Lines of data
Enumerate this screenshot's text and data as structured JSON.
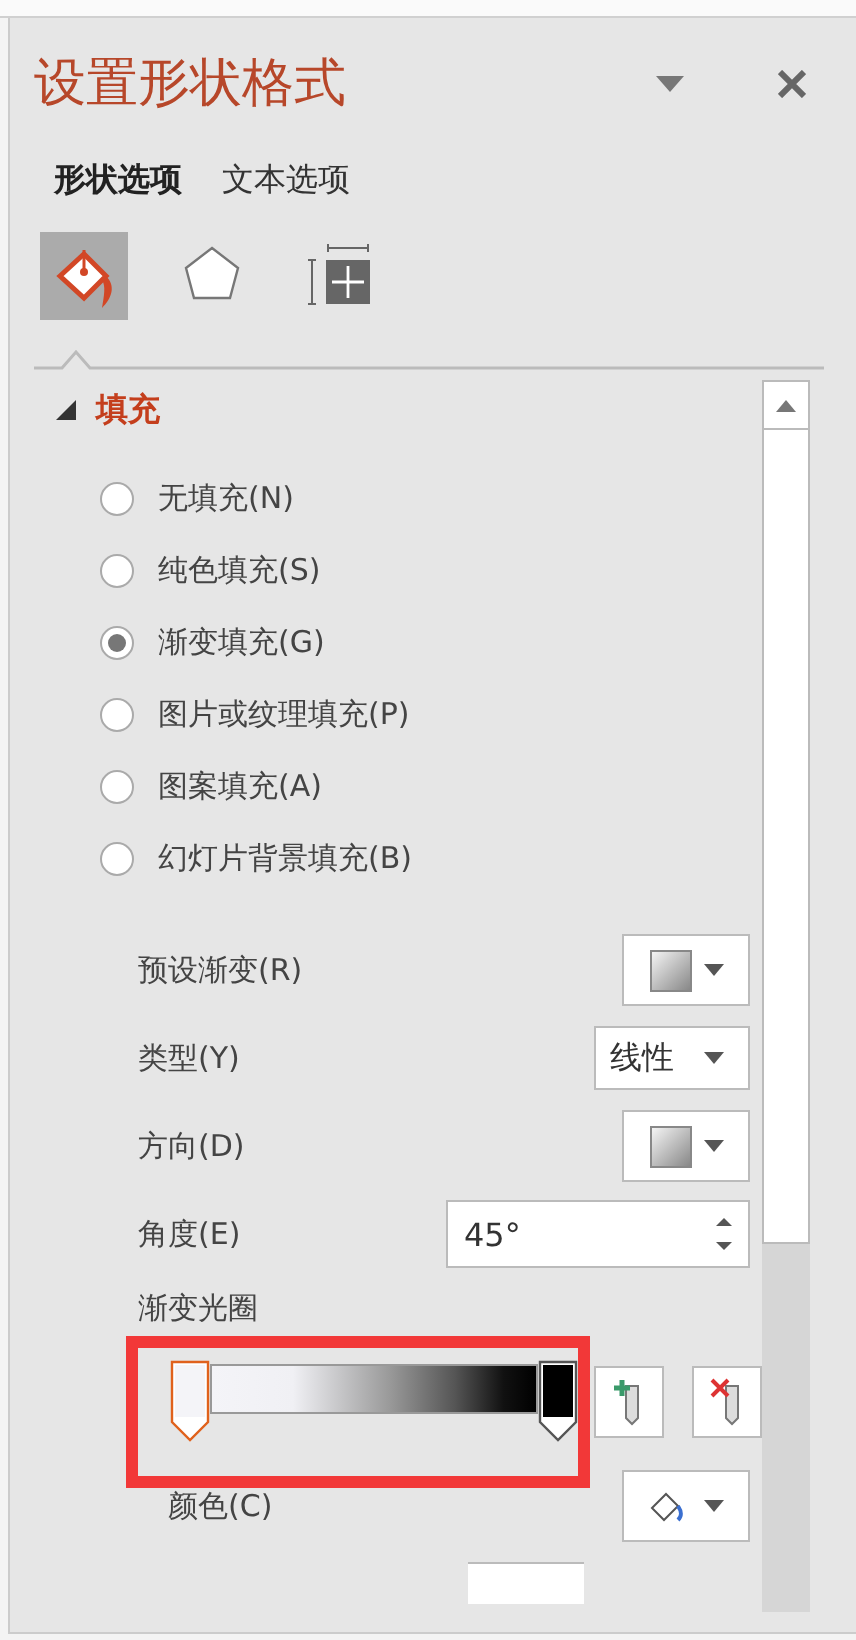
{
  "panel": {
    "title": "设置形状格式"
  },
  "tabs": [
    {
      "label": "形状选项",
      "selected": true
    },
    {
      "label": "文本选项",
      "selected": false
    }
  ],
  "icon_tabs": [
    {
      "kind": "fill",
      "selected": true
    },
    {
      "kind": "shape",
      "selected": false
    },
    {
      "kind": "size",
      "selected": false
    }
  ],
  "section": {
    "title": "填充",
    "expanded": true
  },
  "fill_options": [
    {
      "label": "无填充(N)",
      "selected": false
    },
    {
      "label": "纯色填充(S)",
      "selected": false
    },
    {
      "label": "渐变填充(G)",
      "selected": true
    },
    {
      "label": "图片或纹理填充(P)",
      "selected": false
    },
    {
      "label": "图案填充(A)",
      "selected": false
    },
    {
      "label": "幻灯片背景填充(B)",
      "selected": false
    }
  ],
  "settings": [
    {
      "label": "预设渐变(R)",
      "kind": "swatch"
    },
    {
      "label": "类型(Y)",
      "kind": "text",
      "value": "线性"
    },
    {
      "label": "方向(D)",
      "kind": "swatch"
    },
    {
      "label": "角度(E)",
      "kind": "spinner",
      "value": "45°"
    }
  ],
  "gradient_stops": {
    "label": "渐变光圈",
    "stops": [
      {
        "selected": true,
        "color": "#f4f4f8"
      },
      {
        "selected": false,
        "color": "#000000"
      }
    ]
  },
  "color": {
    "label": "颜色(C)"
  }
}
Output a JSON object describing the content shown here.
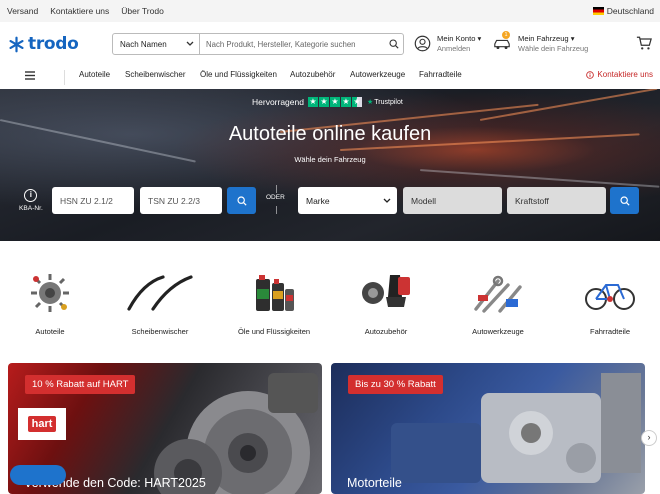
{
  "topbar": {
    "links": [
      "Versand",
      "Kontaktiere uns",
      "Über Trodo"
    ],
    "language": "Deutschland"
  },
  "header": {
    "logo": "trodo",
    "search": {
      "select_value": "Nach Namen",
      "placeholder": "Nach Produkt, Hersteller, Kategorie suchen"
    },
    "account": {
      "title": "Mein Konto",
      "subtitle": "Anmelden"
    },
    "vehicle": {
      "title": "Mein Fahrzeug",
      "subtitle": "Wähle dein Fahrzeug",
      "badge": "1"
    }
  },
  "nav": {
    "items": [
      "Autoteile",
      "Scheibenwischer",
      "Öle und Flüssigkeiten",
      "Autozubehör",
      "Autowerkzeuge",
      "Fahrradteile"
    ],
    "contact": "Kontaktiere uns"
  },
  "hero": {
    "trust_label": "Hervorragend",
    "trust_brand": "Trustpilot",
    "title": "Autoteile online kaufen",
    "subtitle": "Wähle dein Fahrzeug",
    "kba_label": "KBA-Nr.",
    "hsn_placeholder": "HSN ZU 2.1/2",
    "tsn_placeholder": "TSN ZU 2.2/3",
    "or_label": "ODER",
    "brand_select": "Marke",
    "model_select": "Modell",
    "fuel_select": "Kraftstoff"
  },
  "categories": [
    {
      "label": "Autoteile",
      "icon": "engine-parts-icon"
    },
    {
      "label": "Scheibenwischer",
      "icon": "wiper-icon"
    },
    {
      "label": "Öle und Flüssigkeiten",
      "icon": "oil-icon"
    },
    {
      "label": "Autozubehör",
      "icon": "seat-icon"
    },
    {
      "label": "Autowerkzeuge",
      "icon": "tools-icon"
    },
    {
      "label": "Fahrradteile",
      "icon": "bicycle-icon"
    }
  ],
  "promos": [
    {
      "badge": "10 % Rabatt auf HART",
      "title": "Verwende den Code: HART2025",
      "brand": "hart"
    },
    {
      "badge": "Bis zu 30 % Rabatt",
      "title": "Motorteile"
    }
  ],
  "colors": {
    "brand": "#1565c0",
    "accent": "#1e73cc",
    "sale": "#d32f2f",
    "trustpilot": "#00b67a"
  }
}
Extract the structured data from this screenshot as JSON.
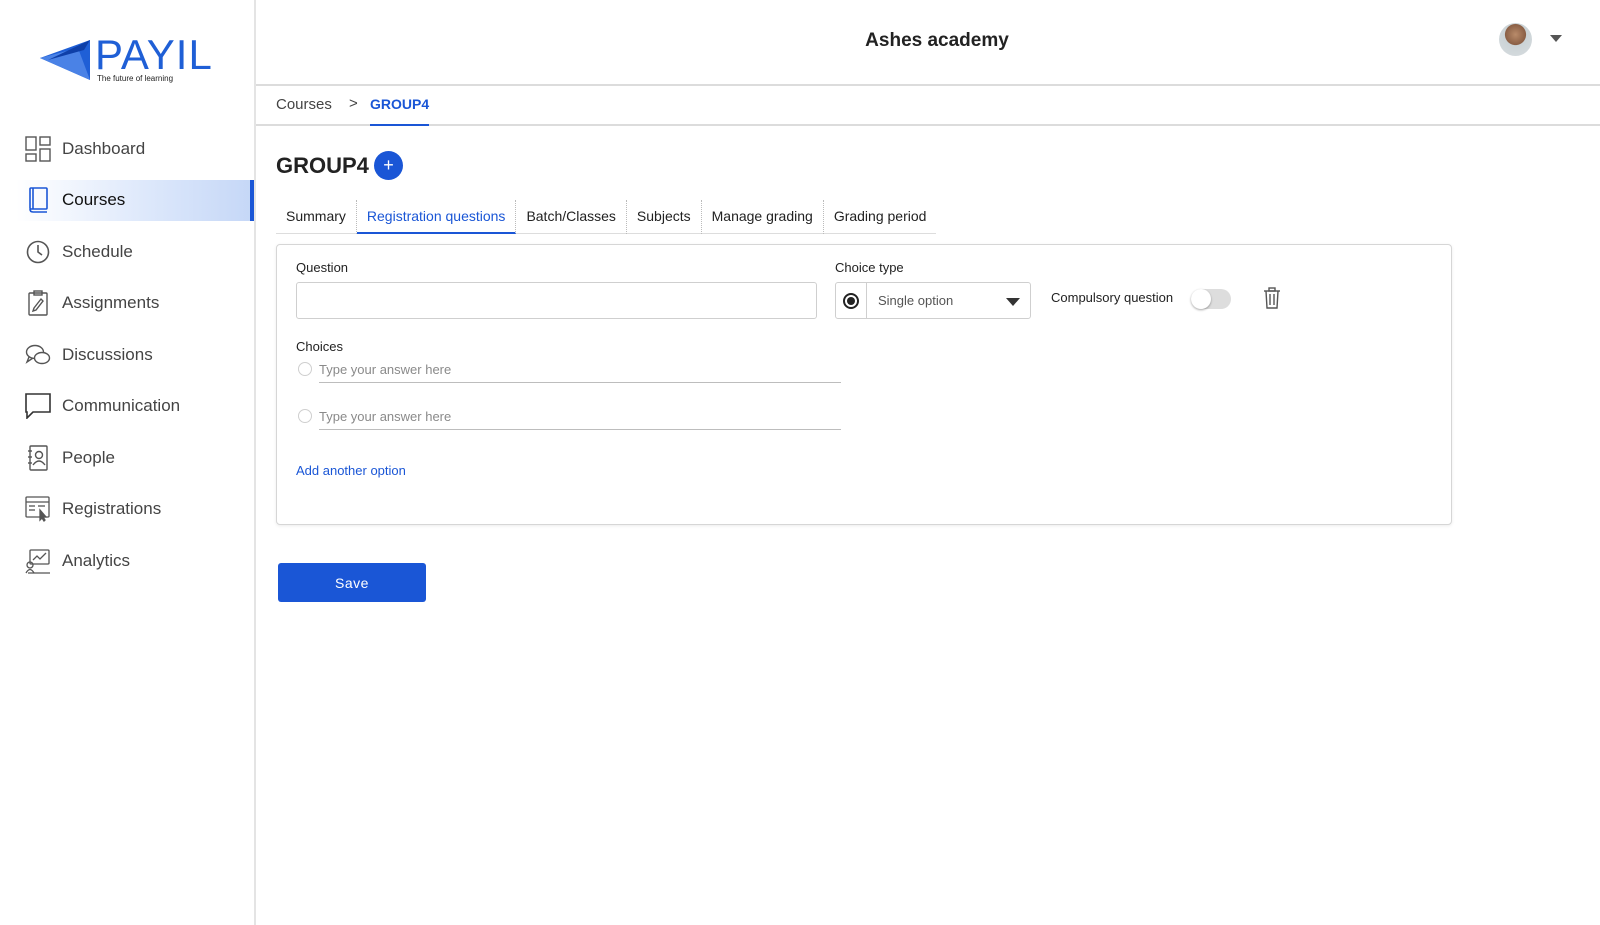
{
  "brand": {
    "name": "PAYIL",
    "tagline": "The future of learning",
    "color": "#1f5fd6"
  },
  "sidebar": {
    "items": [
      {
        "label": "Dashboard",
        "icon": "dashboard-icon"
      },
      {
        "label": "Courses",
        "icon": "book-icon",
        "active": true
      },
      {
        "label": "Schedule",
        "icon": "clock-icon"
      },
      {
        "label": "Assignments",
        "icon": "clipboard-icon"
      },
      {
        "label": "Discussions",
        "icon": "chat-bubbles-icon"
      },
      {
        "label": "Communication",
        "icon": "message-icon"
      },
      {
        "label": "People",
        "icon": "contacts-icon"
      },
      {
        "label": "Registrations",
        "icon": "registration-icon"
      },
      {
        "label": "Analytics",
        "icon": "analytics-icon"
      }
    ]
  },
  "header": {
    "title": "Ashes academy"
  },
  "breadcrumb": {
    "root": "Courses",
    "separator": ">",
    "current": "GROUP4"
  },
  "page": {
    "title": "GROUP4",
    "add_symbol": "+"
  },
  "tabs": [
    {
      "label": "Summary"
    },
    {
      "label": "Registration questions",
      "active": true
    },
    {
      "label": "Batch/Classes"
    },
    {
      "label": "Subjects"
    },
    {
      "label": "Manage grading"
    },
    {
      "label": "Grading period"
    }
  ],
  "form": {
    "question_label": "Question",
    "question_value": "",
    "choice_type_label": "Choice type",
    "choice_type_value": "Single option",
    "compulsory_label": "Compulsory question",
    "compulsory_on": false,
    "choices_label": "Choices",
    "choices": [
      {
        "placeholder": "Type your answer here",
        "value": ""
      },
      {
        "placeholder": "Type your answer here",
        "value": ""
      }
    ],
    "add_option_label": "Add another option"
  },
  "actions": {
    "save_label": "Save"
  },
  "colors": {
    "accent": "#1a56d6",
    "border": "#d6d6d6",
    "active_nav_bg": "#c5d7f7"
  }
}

...

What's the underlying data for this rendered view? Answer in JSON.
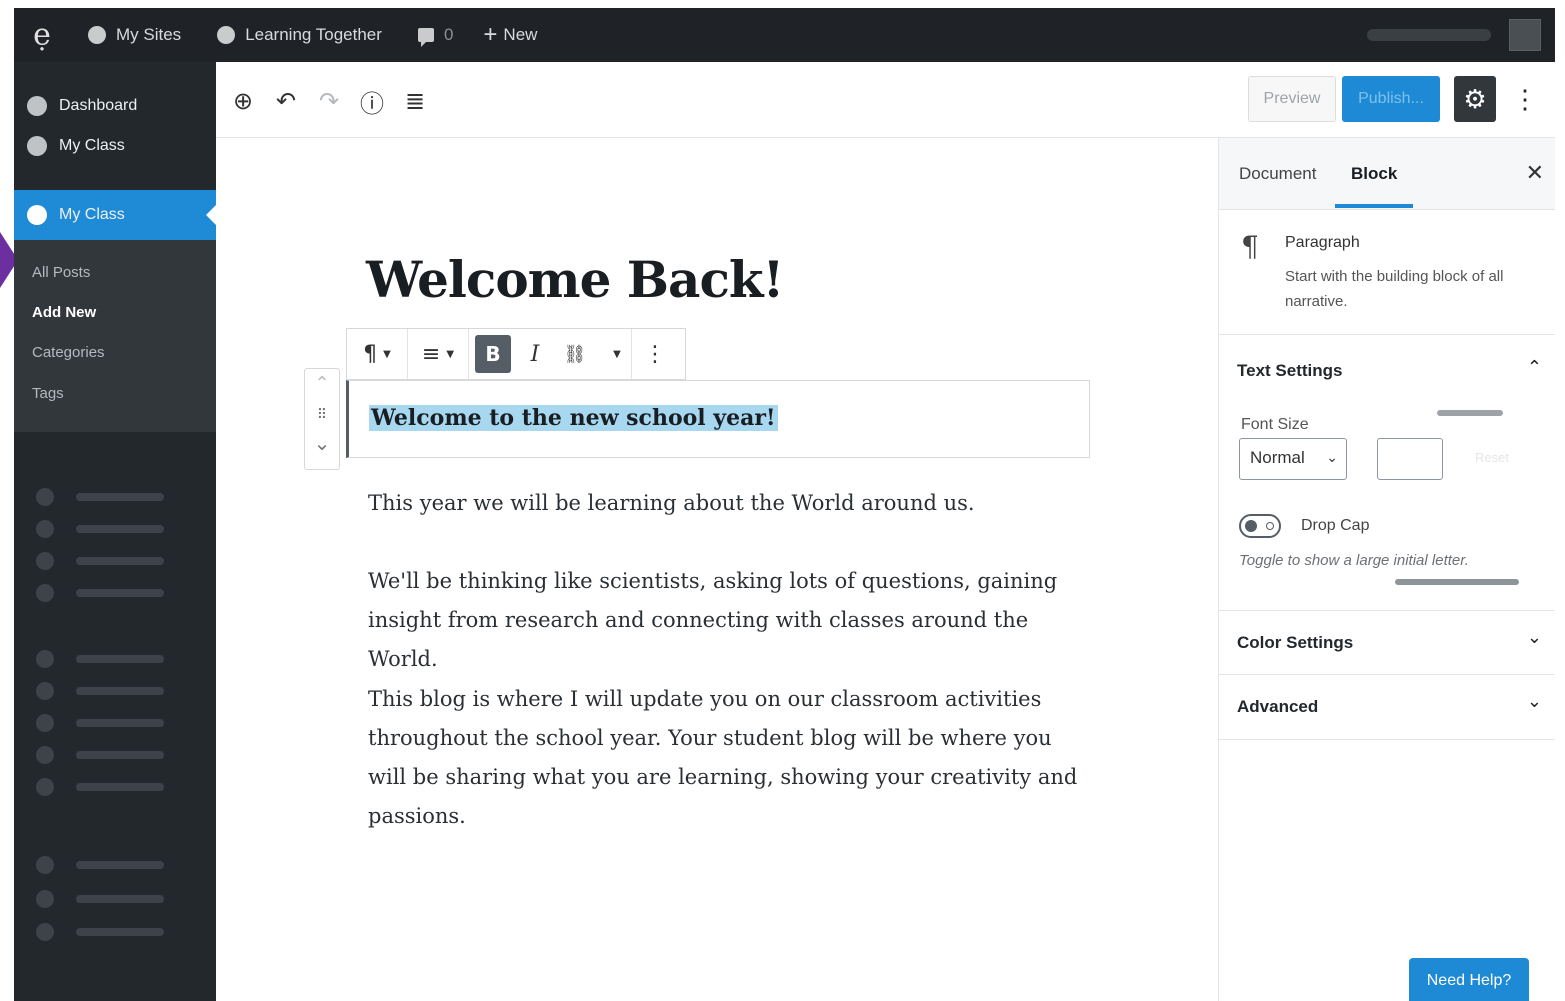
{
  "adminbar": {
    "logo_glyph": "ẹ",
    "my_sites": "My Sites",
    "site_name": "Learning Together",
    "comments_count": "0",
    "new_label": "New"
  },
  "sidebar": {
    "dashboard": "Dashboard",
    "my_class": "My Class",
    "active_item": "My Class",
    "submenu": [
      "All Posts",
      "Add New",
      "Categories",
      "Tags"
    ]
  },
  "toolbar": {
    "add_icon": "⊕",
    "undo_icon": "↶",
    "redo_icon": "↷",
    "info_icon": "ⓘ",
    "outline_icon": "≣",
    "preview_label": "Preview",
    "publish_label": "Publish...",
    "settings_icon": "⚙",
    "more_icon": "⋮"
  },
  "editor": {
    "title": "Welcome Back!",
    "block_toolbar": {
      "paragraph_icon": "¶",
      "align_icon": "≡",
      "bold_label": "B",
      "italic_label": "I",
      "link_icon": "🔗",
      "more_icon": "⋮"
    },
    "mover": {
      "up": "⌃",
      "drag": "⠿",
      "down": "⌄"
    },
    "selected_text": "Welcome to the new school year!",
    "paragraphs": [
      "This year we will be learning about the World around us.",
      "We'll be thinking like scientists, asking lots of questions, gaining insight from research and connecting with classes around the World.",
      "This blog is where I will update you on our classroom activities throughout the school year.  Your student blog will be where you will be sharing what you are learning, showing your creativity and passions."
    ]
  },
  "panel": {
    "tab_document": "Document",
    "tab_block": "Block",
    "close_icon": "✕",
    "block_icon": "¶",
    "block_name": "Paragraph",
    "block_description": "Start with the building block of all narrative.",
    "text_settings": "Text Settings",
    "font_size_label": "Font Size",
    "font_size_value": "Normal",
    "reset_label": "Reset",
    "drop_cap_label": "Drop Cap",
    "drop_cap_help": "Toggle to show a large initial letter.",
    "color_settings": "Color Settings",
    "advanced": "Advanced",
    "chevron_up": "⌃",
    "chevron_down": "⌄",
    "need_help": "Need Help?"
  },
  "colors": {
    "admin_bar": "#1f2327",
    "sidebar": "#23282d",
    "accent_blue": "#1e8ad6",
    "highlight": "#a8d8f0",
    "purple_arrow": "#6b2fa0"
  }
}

— WORK TO BE COMPLETED —
Copy all lines from the entries that contain the word "Scheibenwischer".

— WRITTEN SOLUTION —
      "Scheibenwischer",
      "label": "Scheibenwischer",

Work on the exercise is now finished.